_Directive_:
Check each line of the material below, and copy it if it holds the string "factory".

[Data entries]
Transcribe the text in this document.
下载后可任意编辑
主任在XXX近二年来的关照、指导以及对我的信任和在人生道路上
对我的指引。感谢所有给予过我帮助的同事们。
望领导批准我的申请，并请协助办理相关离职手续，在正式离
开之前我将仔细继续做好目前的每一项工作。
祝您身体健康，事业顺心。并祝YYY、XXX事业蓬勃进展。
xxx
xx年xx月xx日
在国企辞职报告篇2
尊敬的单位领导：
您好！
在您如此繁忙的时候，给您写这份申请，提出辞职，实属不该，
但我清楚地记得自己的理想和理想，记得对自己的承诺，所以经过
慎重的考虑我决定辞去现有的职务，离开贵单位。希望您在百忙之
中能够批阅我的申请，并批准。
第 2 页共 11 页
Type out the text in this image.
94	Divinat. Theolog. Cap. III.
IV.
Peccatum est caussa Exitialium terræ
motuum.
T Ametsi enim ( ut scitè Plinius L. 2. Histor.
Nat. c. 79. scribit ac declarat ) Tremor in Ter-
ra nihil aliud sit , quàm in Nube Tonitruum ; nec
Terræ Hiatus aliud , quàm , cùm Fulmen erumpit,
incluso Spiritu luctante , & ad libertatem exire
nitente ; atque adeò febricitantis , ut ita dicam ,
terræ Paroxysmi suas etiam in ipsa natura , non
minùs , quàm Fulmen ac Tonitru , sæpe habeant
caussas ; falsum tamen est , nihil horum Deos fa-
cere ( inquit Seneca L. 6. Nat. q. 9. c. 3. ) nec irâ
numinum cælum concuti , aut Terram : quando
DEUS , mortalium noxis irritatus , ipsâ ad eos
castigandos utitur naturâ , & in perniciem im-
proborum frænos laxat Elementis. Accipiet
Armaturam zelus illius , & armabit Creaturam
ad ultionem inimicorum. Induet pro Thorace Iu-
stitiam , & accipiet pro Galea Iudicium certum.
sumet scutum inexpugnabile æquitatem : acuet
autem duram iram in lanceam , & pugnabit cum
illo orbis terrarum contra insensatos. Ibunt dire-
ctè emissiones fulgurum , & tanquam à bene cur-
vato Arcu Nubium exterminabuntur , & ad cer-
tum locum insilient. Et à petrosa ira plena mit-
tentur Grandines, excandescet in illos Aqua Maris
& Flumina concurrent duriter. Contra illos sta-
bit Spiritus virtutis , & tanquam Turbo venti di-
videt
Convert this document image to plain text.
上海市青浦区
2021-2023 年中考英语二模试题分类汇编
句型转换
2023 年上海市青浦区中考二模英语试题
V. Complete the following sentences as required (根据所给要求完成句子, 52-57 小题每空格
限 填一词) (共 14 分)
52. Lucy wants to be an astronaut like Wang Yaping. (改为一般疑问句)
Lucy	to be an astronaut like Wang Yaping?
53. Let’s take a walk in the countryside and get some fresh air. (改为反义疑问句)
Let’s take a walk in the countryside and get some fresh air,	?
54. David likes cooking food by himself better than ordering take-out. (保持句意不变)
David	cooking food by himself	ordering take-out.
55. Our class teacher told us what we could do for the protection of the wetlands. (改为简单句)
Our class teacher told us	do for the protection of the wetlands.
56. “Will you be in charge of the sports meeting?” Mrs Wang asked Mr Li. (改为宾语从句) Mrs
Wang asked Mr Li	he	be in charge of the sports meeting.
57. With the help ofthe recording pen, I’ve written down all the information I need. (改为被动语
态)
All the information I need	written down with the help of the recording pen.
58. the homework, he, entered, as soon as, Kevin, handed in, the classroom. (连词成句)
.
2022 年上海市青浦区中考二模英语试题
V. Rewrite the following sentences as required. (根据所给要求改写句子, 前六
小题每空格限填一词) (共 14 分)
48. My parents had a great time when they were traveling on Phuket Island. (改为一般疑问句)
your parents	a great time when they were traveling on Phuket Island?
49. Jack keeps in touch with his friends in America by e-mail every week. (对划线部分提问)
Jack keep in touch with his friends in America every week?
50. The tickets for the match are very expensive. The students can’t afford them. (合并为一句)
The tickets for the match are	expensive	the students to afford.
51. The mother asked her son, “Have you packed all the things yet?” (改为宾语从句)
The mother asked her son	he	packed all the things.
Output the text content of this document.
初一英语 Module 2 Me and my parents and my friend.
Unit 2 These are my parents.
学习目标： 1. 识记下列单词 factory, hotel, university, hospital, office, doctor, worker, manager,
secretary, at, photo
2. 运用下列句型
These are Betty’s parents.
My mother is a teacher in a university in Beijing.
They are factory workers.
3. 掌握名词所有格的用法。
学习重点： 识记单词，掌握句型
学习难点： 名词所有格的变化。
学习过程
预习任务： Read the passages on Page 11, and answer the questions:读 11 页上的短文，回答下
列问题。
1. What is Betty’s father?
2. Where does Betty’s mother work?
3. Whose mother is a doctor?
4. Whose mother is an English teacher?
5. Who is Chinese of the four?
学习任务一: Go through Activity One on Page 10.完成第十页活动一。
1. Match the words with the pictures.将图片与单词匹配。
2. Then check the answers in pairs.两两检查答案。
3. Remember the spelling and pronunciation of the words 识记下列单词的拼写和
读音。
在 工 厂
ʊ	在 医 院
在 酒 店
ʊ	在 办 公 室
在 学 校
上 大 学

_Result below_:
学习目标： 1. 识记下列单词 factory, hotel, university, hospital, office, doctor, worker, manager,
They are factory workers.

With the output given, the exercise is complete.